____ The records

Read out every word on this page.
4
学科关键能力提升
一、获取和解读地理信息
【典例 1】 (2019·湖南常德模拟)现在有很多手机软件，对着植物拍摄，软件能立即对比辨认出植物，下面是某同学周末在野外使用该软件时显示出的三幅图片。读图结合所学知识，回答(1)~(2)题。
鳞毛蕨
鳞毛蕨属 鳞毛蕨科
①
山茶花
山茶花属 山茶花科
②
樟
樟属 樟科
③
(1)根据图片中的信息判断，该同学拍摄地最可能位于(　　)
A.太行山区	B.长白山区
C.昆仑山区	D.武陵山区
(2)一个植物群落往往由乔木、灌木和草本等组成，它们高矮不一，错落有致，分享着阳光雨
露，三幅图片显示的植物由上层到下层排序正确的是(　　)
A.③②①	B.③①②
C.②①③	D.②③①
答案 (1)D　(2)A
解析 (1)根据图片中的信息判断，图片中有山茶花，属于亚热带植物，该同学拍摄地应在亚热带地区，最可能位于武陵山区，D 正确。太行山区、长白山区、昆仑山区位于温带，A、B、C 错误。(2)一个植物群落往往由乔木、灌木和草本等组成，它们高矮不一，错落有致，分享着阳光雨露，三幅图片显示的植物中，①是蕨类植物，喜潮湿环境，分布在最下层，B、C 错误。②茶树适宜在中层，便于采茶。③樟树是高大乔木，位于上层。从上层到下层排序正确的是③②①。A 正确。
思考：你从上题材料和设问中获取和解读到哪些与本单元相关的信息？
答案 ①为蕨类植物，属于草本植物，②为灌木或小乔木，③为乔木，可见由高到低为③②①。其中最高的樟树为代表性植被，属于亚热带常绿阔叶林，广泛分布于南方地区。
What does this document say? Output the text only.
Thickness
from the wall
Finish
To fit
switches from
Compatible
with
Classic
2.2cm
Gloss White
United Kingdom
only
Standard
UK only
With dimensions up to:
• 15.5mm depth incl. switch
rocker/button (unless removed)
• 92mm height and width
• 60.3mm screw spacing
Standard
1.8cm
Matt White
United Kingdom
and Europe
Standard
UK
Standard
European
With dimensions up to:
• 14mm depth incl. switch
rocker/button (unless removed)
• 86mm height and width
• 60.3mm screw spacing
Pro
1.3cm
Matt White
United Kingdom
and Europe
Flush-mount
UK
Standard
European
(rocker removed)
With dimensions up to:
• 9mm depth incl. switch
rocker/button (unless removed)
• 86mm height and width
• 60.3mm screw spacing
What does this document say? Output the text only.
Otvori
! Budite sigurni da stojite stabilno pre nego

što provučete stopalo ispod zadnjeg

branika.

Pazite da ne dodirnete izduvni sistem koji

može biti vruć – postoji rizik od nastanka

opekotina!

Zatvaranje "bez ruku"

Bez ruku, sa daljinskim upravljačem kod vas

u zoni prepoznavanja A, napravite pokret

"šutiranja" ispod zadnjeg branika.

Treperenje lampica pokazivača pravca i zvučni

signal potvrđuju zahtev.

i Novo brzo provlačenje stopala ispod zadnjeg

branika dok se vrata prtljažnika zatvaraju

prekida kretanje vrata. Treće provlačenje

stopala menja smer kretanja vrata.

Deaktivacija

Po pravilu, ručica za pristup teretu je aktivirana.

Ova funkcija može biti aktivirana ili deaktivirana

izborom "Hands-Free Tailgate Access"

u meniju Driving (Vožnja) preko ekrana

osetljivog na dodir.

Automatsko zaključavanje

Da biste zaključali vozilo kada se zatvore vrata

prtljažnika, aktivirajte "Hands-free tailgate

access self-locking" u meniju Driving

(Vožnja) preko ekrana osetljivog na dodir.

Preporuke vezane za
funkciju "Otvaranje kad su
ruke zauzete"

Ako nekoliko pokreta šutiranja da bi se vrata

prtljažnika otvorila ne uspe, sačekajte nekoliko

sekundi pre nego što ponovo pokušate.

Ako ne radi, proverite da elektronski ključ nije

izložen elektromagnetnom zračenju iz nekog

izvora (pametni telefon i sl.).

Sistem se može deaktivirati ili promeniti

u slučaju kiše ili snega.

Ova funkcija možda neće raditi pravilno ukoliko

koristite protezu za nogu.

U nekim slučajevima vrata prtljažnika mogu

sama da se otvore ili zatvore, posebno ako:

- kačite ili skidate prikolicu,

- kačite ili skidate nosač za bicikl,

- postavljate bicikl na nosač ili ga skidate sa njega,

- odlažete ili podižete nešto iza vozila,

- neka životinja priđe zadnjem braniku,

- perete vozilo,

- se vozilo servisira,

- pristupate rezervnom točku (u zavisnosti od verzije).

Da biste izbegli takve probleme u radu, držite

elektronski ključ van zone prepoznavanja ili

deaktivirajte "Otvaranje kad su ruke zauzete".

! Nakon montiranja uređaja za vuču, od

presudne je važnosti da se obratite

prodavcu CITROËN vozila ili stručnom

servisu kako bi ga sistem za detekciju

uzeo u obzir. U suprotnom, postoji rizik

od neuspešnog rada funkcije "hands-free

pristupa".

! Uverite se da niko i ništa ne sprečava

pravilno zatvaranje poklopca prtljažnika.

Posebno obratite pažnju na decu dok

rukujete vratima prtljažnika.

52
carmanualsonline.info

________

● Challenge: Report each line in the preceding entries that holds the string "incl".

● Complete output:
• 15.5mm depth incl. switch
• 14mm depth incl. switch
• 9mm depth incl. switch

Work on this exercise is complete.